TASK DETAILS:
Please quote the entries below, from the line containing "scan-button[interactable] [1015, 74, 1037, 92]" through the line containing "total-value: R$150.00 [893, 385, 946, 400]", both lines included.

(Source records)
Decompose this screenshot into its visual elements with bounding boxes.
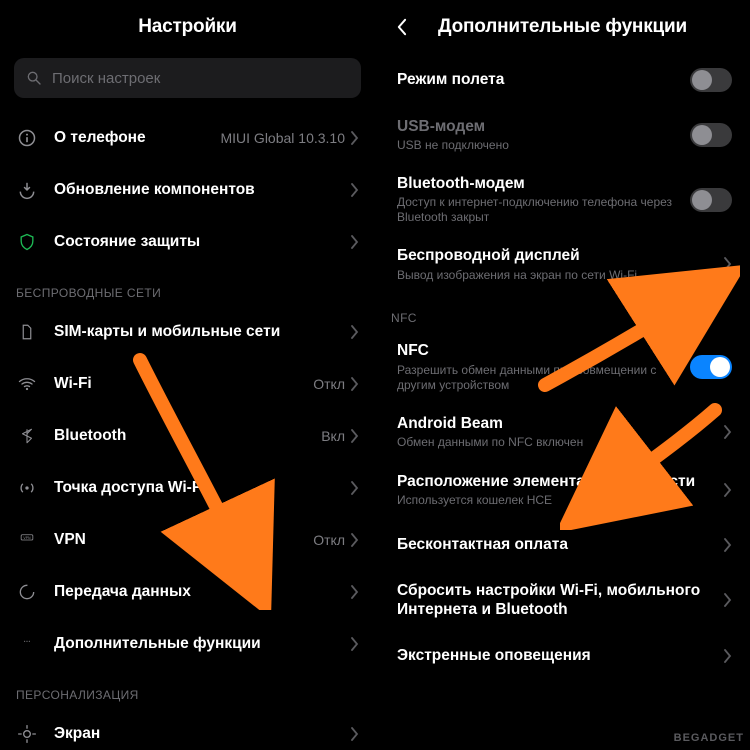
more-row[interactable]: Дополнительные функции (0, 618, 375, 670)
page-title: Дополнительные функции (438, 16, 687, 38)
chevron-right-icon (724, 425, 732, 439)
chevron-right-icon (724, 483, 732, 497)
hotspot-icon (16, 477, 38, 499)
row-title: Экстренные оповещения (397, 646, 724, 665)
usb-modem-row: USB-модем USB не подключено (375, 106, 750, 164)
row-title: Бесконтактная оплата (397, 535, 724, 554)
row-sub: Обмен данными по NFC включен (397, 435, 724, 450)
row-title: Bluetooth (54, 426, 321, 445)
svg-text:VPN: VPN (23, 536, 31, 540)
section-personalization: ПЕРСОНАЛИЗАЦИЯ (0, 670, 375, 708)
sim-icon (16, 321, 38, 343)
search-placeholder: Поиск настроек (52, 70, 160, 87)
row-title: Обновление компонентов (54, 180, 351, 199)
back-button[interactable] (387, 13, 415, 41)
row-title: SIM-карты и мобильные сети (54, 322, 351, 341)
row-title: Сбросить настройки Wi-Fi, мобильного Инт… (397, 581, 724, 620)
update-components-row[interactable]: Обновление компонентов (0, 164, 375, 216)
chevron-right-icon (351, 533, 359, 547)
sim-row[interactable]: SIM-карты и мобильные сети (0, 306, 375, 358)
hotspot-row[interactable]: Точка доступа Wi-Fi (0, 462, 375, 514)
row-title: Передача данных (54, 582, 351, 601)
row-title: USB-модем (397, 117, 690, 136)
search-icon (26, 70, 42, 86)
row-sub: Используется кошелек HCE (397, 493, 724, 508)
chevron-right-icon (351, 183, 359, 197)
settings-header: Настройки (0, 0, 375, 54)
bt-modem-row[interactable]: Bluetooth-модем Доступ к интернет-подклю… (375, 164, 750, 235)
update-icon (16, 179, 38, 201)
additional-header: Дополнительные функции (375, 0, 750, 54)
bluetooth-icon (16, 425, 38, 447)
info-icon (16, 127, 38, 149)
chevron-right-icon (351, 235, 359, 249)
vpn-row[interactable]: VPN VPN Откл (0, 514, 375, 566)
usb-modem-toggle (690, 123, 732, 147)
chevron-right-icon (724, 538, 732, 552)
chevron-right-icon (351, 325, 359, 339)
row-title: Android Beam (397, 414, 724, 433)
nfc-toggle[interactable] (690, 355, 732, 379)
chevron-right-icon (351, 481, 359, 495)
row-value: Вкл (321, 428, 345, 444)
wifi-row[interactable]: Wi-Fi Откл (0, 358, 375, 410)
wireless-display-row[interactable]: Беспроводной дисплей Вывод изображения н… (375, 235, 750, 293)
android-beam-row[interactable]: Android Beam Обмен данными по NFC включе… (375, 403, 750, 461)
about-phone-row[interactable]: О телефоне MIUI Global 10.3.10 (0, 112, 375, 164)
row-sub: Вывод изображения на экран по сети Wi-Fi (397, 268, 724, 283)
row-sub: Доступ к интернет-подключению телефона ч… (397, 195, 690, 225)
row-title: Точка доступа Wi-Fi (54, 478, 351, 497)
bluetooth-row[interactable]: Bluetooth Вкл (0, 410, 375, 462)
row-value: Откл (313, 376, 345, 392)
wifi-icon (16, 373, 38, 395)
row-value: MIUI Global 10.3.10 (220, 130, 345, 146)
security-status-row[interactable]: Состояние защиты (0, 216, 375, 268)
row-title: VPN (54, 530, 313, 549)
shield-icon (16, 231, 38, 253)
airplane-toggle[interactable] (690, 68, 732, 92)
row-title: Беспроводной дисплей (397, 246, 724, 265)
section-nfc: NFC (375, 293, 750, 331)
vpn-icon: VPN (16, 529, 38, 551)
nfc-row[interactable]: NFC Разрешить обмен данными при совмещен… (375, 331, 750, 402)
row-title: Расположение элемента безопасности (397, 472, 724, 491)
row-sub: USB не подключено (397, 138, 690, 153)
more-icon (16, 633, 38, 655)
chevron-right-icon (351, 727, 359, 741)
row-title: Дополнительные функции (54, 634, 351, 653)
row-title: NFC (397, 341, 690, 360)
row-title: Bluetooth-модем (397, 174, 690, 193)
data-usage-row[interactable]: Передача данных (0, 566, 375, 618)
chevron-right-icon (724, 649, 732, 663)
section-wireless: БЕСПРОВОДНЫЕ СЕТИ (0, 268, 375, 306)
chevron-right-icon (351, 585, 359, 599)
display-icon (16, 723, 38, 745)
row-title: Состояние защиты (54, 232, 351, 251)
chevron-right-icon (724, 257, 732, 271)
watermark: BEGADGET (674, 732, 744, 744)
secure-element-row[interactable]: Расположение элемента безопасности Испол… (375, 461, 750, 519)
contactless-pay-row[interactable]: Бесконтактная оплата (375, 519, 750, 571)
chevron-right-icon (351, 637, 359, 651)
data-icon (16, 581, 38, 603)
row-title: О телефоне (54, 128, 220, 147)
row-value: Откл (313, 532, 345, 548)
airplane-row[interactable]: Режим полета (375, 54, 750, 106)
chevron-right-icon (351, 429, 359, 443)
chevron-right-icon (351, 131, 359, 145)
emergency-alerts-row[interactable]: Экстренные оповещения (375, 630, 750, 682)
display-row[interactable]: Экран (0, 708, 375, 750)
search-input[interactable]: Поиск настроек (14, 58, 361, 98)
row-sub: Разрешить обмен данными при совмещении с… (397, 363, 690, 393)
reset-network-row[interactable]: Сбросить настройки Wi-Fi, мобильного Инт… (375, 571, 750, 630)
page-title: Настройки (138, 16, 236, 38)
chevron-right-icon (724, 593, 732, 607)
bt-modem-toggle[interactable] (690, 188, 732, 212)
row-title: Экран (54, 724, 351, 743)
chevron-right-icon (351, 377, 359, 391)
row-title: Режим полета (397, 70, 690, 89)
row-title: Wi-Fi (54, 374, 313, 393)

--

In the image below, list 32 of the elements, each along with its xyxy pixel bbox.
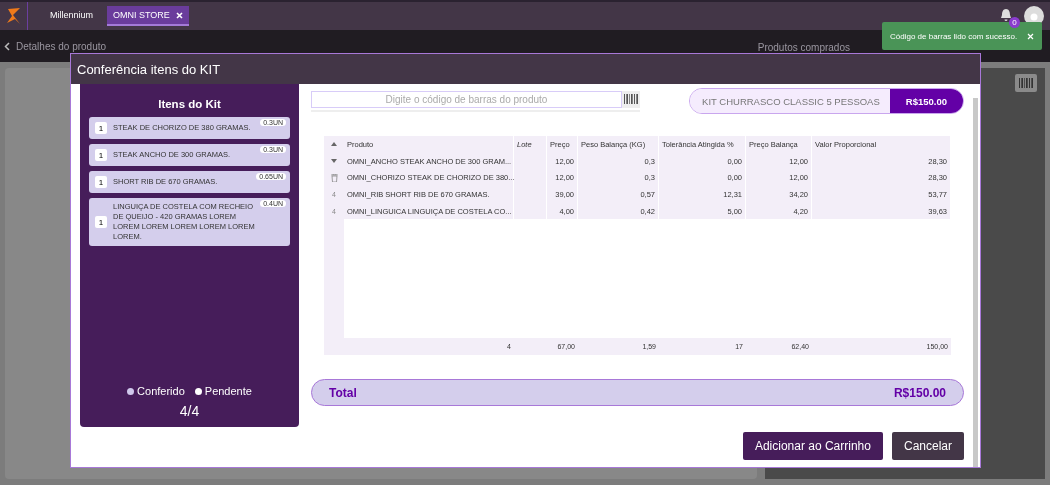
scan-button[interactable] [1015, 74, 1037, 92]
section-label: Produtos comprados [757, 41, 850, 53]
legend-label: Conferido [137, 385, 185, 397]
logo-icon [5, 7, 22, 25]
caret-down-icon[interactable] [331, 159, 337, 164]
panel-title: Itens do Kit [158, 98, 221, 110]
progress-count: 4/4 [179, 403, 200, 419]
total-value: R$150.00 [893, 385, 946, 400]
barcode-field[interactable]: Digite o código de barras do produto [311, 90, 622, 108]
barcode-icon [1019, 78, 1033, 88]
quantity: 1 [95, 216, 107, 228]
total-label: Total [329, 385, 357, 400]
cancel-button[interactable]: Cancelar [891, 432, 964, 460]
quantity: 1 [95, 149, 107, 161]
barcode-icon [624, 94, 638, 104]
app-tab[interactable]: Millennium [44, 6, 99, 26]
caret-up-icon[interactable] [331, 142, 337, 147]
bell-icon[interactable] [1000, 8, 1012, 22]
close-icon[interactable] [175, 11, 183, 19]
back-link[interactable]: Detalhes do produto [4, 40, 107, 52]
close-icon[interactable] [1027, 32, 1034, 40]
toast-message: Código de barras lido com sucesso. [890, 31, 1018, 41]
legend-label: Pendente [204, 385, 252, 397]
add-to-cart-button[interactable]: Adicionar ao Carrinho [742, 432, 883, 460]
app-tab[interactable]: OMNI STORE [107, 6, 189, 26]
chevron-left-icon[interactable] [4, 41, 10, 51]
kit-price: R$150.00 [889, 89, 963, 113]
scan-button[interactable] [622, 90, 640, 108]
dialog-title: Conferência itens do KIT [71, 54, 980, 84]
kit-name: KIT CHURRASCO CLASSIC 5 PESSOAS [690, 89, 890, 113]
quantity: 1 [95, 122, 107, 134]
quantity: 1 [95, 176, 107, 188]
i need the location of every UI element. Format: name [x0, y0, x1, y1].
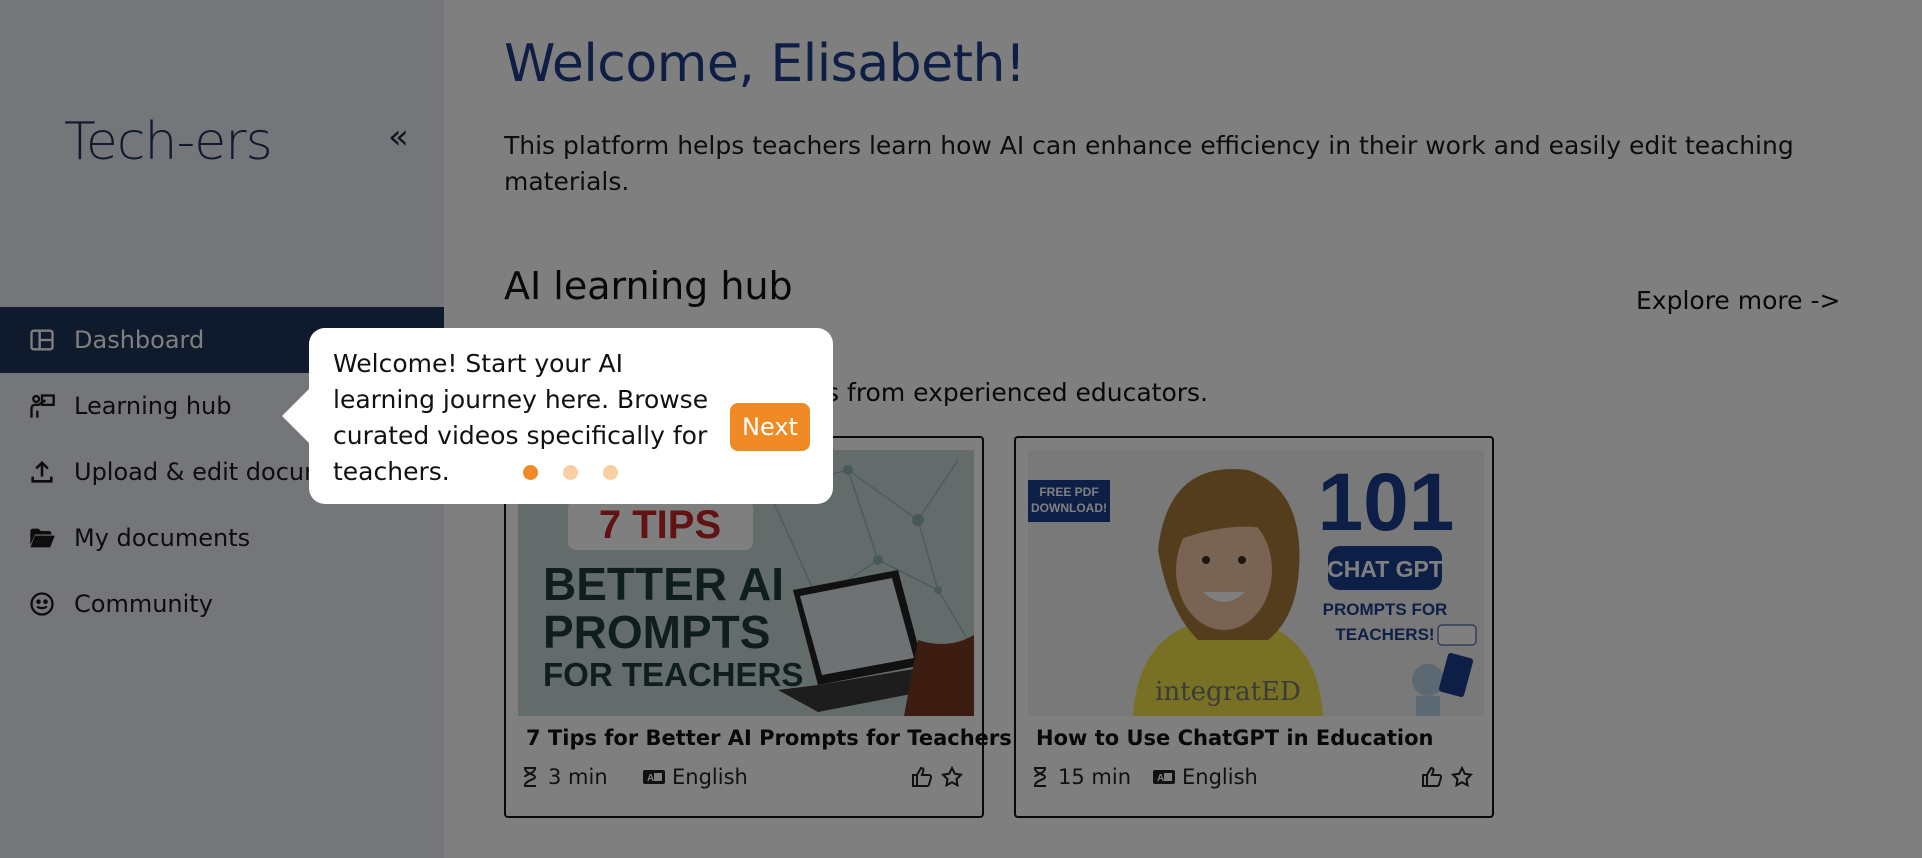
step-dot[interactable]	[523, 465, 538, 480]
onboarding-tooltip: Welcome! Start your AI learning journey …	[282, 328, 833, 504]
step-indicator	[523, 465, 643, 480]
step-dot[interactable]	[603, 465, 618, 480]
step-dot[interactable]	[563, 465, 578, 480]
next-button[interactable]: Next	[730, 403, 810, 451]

* * *

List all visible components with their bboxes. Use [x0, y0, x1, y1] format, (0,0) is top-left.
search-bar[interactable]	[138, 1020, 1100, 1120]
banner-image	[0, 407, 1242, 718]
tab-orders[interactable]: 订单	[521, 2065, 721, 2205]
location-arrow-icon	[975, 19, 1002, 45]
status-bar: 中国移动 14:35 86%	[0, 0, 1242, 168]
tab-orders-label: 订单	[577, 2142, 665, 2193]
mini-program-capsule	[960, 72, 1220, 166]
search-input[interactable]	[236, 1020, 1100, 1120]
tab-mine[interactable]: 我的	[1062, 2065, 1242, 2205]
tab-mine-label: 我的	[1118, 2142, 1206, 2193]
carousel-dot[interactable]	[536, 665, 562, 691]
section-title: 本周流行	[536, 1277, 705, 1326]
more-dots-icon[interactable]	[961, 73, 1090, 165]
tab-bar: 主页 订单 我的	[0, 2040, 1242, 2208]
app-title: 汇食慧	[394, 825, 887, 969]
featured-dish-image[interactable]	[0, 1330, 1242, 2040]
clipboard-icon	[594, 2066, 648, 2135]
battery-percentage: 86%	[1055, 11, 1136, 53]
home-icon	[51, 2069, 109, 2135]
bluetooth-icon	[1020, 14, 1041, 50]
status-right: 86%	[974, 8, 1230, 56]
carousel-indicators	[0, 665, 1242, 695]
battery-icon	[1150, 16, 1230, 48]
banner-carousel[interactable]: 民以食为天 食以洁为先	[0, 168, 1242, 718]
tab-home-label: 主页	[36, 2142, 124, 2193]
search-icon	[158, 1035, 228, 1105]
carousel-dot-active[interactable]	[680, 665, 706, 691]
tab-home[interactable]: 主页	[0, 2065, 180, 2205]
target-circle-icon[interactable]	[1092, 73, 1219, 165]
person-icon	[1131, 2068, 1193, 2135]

FINISHED TASK:
scan-button[interactable] [1015, 74, 1037, 92]
section-label: Produtos comprados [757, 41, 850, 53]
legend-label: Conferido [137, 385, 185, 397]
logo-icon [5, 7, 22, 25]
caret-down-icon[interactable] [331, 159, 337, 164]
panel-title: Itens do Kit [158, 98, 221, 110]
progress-count: 4/4 [179, 403, 200, 419]
total-value: R$150.00 [893, 385, 946, 400]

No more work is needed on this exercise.